### PROVIDED TEXT:
■ ■ ■ ■

Western Bluebird – FOY for both of us in 2019
I am not going to include each place we birded – just focusing on the highlights. At the Northern Pacific Railroad Ponds in South Cle Elum, we again had good birding. Nothing new for me, but Jon picked up both Tree and Violet Green Swallows as more new for the year species, FOYs. We also had a fun experience where we saw three Chickadee species in the same tree, Chestnut Backed, Black Capped and Mountain. We also had all three Nuthatch species and a large flock of calling Red Crossbills (another FOY for Jon). The Chestnut Backed Chickadee is really beautiful and I really like this picture.
Chestnut Backed Chickadee
Violet Green Swallow
Nothing new on the Ponds themselves, but it is a good place for waterfowl in the County. We had half a dozen duck species as well as Canada Goose and Trumpeter Swan.
So I had one FOY and Jon was already at 5, but this is a collaboration and not a competition so we could both celebrate with a stop at the Cle Elum Bakery. Yum… Then it was on to visit Deb Essman in Ellensburg but since I had seen an Ebird report from Hank Heiberg that he had seen some Evening Grosbeaks on Red Bridge Road, we headed there first. About a half mile from the map spot on his report I heard some chatter that I thought might be our target and we pulled over to search. There were Evening Grosbeaks but they were playing hide and seek high up in the conifers. We had poor visuals and no photo ops so backtracked and went up Highway 970 looking for a better view. They still teased us and the photo below of a bland female or juvenile is the best I could come up with. But a FOY for both of us.

■ ■ ■ ■

### MATERIAL:

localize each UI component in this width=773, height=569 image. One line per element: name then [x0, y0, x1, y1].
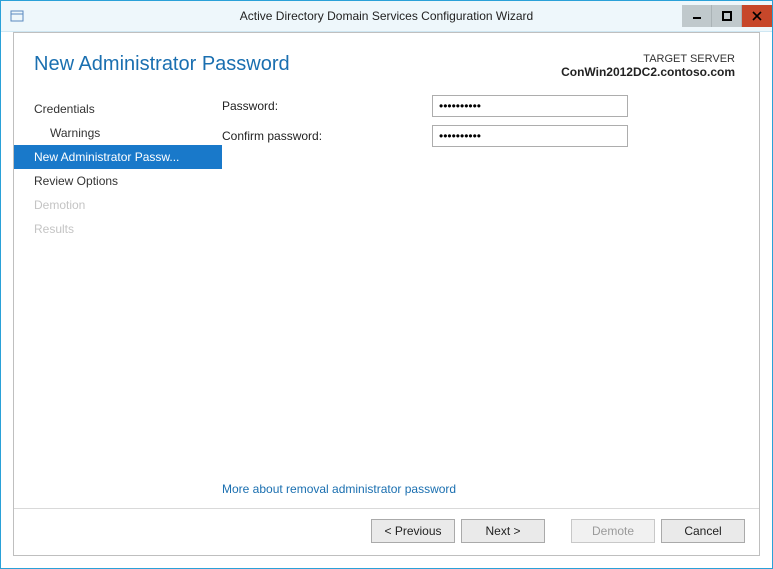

■ ■ ■ ■

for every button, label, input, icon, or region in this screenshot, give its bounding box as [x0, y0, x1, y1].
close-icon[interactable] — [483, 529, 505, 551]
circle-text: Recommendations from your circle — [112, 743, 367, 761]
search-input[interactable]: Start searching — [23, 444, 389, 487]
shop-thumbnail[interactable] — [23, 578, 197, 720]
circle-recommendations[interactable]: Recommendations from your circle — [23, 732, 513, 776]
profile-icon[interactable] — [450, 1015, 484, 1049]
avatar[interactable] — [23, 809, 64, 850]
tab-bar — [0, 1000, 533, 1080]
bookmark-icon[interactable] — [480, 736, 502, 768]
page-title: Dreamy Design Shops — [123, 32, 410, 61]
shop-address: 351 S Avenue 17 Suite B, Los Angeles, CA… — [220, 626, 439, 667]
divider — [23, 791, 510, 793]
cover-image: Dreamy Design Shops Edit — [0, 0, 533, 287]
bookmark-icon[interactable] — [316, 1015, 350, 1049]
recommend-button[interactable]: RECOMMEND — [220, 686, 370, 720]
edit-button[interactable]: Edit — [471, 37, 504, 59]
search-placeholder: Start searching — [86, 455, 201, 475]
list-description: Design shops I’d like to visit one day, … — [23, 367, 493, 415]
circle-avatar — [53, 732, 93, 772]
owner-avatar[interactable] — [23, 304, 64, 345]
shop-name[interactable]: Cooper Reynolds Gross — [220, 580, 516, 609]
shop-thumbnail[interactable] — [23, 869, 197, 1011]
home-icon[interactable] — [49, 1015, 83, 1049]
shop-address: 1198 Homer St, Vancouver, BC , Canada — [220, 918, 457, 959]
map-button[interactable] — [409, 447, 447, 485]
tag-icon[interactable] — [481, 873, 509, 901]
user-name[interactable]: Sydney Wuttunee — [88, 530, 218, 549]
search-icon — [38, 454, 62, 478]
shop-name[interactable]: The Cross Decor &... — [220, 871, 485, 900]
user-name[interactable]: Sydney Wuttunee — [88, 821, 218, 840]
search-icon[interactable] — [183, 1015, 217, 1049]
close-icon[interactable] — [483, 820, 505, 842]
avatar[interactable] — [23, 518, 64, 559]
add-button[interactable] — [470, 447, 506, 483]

■ ■ ■ ■

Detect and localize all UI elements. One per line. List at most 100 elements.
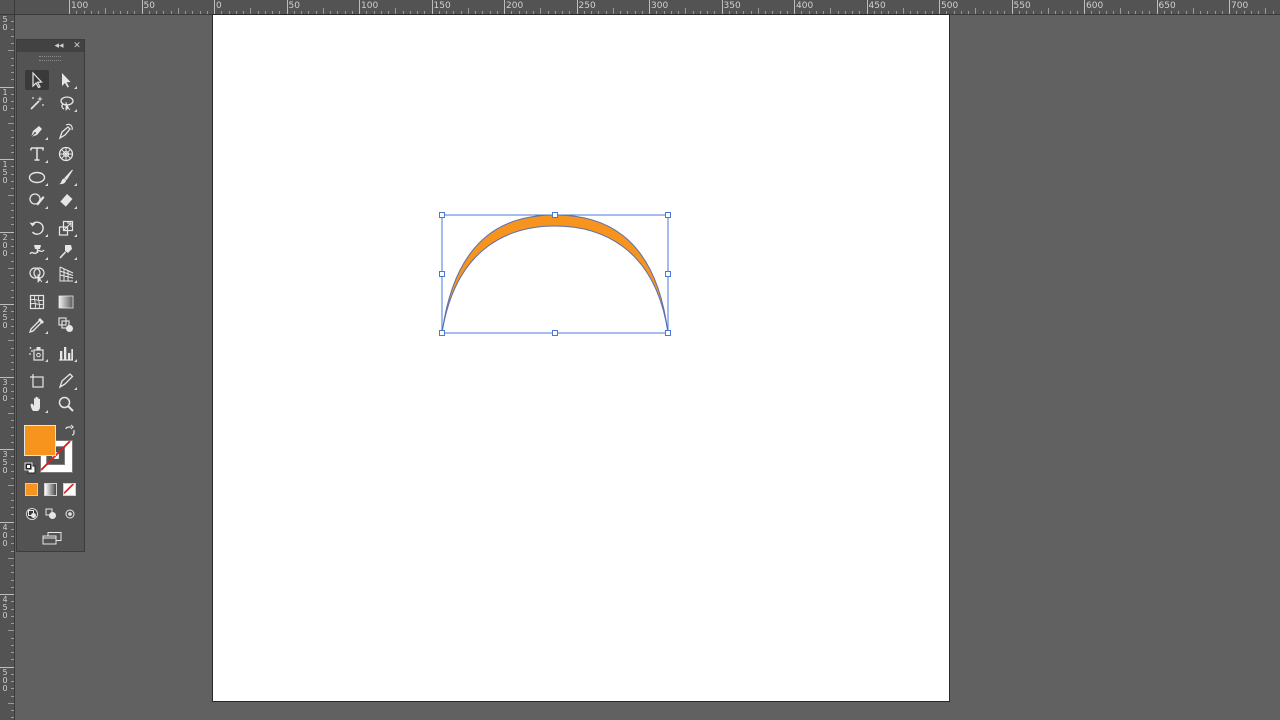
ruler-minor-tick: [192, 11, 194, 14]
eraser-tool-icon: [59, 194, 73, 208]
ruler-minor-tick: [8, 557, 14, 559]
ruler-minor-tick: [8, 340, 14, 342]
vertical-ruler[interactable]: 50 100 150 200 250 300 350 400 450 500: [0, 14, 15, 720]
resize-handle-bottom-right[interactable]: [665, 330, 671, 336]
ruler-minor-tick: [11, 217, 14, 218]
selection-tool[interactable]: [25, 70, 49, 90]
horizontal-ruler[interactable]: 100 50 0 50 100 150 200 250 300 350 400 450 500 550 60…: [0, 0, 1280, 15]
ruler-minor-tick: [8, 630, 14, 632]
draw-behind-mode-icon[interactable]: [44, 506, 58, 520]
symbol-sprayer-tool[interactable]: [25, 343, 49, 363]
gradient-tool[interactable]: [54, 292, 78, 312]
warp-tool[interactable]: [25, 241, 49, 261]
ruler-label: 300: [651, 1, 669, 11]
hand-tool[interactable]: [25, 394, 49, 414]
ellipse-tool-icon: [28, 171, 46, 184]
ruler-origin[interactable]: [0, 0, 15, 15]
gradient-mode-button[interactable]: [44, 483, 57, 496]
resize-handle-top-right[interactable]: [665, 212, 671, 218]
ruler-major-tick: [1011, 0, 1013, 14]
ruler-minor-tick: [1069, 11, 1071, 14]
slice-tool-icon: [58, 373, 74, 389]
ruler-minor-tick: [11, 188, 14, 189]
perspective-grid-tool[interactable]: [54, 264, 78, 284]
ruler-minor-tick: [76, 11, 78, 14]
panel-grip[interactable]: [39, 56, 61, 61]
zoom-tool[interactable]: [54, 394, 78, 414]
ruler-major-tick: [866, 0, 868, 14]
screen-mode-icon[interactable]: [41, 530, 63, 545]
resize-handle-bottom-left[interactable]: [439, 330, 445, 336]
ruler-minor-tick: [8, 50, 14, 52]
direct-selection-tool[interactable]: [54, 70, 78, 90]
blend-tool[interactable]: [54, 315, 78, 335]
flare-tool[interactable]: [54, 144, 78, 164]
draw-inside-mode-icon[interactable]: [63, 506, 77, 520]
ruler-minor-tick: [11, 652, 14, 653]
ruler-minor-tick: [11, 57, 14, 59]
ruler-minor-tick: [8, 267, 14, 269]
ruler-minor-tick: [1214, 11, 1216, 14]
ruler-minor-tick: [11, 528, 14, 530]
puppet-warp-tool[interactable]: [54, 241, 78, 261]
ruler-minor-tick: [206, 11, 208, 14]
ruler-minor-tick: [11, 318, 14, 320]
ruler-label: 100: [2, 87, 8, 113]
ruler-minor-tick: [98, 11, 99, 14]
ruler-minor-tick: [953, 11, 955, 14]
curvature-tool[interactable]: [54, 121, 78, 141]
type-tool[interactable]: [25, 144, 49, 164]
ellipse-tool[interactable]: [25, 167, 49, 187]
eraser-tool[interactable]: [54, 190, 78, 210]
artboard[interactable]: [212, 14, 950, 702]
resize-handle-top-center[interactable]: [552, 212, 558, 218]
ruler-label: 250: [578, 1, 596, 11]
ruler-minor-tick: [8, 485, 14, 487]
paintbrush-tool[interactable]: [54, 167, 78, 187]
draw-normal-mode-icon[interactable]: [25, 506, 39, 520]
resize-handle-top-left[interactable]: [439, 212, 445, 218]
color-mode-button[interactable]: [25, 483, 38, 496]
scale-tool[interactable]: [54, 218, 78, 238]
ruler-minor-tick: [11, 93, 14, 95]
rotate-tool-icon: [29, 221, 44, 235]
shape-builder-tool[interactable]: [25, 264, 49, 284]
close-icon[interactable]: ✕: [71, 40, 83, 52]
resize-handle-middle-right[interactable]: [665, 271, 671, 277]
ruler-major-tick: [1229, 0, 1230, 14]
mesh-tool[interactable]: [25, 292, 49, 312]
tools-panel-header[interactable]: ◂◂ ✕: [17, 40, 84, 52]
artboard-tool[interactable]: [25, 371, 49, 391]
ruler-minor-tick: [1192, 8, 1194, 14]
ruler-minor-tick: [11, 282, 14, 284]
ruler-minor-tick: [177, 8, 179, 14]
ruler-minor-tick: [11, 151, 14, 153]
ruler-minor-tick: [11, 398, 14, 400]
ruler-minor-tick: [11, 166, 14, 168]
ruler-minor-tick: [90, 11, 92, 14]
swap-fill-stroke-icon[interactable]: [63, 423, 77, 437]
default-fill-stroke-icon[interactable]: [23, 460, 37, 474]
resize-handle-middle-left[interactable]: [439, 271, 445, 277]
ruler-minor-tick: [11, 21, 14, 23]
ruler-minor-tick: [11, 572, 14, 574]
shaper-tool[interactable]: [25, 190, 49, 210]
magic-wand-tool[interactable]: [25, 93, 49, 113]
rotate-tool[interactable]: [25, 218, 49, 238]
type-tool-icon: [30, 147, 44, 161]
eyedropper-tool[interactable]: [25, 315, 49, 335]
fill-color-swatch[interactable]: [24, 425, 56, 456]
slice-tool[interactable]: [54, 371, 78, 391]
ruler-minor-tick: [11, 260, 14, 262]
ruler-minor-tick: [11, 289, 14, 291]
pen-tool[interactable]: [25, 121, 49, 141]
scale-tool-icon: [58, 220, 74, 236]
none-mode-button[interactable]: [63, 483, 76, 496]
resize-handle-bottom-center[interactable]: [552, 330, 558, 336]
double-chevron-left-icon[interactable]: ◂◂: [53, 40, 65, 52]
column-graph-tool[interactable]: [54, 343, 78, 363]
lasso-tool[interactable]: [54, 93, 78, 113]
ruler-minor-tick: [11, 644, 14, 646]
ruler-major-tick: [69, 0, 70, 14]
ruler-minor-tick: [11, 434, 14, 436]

■ ■ ■ ■

### PROBLEMS AND TASKS:
- A) According to the birding account, which three chickadee species were seen together in the same tree?
- B) From the birding account, write out the passage that begins at the words "Western Bluebird –" and ends after "like this picture.".
- C) Continue the birding account from where it stops.

### SET OF ANSWERS:
- A) Chestnut Backed, Black Capped and Mountain Chickadees.

- B)
Western Bluebird – FOY for both of us in 2019
I am not going to include each place we birded – just focusing on the highlights. At the Northern Pacific Railroad Ponds in South Cle Elum, we again had good birding. Nothing new for me, but Jon picked up both Tree and Violet Green Swallows as more new for the year species, FOYs. We also had a fun experience where we saw three Chickadee species in the same tree, Chestnut Backed, Black Capped and Mountain. We also had all three Nuthatch species and a large flock of calling Red Crossbills (another FOY for Jon). The Chestnut Backed Chickadee is really beautiful and I really like this picture.

- C)
Evening Grosbeak – FOY for both of us in 2019
Unfortunately Deb could not join us for some more birding, but it is always fun to visit with her and Bill. The Great Horned Owl that has often been roosting in their front yard was not at home but Deb thought it likely that there would be an owl on its nest a bit further down Brick Mill Road where there had been one last year as well. She was right and Jon and I each had another FOY.
Great Horned Owl on Nest – FOY for both of us in 2019
We continued on to the Sage/Shrub Steppe habitat along Vantage Highway. We hoped for several new species – ones that we have seen there before even earlier in years past, but we wondered about the impact of all of the snow. Our targets were Say’s Phoebe, Sagebrush Sparrow, Mountain Bluebird, Rock and Canyon Wrens and Sage Thrasher. There had been multiple sightings of the Phoebe in the county but only single reports of the next three, a few reports for Canyon Wren and none for the Sage Thrasher. At the Western end of the good area there was still lots of snow. By the time we got to them – on Recreation Road, a much drier area anyhow, there was none. Before we got into the prime birding territory we had one of those great finds that are always possible when out in nature – a large herd of Elk on the top of a nearby ridge – over 100 magnificent animals.
Shortly after the elk herd, a flash of electric blue gave us our first success as we found one and then two more Mountain Bluebirds. Not as close as we often see them but no mistaking these birds – FOY’s for both of us.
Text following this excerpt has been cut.